Stored data:

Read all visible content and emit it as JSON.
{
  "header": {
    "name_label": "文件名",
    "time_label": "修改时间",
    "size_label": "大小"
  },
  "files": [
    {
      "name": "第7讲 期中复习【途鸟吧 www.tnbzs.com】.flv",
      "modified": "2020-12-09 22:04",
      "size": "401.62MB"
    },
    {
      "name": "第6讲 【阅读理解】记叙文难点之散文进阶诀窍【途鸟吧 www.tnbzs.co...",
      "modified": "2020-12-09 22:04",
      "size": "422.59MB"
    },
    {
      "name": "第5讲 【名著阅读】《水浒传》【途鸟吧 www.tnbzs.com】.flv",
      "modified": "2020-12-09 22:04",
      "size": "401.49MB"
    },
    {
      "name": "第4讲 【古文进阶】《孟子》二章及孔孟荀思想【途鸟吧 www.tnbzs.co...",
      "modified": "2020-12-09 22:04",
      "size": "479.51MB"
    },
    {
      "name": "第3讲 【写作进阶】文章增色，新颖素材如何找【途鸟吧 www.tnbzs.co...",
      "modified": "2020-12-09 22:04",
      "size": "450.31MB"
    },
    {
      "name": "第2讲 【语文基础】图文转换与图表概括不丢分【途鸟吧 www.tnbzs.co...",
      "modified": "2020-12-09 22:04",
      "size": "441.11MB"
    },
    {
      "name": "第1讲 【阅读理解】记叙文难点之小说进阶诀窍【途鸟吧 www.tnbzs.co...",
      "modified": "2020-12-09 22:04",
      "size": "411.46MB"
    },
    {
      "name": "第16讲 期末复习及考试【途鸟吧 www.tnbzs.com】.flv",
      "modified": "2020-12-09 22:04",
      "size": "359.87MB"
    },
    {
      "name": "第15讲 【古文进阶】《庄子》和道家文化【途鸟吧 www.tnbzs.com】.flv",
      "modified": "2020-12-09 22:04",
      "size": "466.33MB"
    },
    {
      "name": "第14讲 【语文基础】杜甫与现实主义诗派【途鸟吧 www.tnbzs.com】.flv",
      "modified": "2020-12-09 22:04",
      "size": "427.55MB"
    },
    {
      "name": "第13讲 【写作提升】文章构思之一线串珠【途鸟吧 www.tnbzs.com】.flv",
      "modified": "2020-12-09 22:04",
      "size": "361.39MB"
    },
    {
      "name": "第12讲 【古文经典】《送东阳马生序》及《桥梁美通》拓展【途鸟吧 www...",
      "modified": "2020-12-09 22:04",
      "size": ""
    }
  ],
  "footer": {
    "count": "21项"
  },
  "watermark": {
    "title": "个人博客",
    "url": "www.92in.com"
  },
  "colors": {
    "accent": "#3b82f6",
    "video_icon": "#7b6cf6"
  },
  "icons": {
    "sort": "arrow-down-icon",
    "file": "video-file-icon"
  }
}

> _Work to do_
In full and verbatim, repeat the records given above.

> _Response to the exercise_
Read all visible content and emit it as JSON.
{
  "header": {
    "name_label": "文件名",
    "time_label": "修改时间",
    "size_label": "大小"
  },
  "files": [
    {
      "name": "第7讲 期中复习【途鸟吧 www.tnbzs.com】.flv",
      "modified": "2020-12-09 22:04",
      "size": "401.62MB"
    },
    {
      "name": "第6讲 【阅读理解】记叙文难点之散文进阶诀窍【途鸟吧 www.tnbzs.co...",
      "modified": "2020-12-09 22:04",
      "size": "422.59MB"
    },
    {
      "name": "第5讲 【名著阅读】《水浒传》【途鸟吧 www.tnbzs.com】.flv",
      "modified": "2020-12-09 22:04",
      "size": "401.49MB"
    },
    {
      "name": "第4讲 【古文进阶】《孟子》二章及孔孟荀思想【途鸟吧 www.tnbzs.co...",
      "modified": "2020-12-09 22:04",
      "size": "479.51MB"
    },
    {
      "name": "第3讲 【写作进阶】文章增色，新颖素材如何找【途鸟吧 www.tnbzs.co...",
      "modified": "2020-12-09 22:04",
      "size": "450.31MB"
    },
    {
      "name": "第2讲 【语文基础】图文转换与图表概括不丢分【途鸟吧 www.tnbzs.co...",
      "modified": "2020-12-09 22:04",
      "size": "441.11MB"
    },
    {
      "name": "第1讲 【阅读理解】记叙文难点之小说进阶诀窍【途鸟吧 www.tnbzs.co...",
      "modified": "2020-12-09 22:04",
      "size": "411.46MB"
    },
    {
      "name": "第16讲 期末复习及考试【途鸟吧 www.tnbzs.com】.flv",
      "modified": "2020-12-09 22:04",
      "size": "359.87MB"
    },
    {
      "name": "第15讲 【古文进阶】《庄子》和道家文化【途鸟吧 www.tnbzs.com】.flv",
      "modified": "2020-12-09 22:04",
      "size": "466.33MB"
    },
    {
      "name": "第14讲 【语文基础】杜甫与现实主义诗派【途鸟吧 www.tnbzs.com】.flv",
      "modified": "2020-12-09 22:04",
      "size": "427.55MB"
    },
    {
      "name": "第13讲 【写作提升】文章构思之一线串珠【途鸟吧 www.tnbzs.com】.flv",
      "modified": "2020-12-09 22:04",
      "size": "361.39MB"
    },
    {
      "name": "第12讲 【古文经典】《送东阳马生序》及《桥梁美通》拓展【途鸟吧 www...",
      "modified": "2020-12-09 22:04",
      "size": ""
    }
  ],
  "footer": {
    "count": "21项"
  },
  "watermark": {
    "title": "个人博客",
    "url": "www.92in.com"
  },
  "colors": {
    "accent": "#3b82f6",
    "video_icon": "#7b6cf6"
  },
  "icons": {
    "sort": "arrow-down-icon",
    "file": "video-file-icon"
  }
}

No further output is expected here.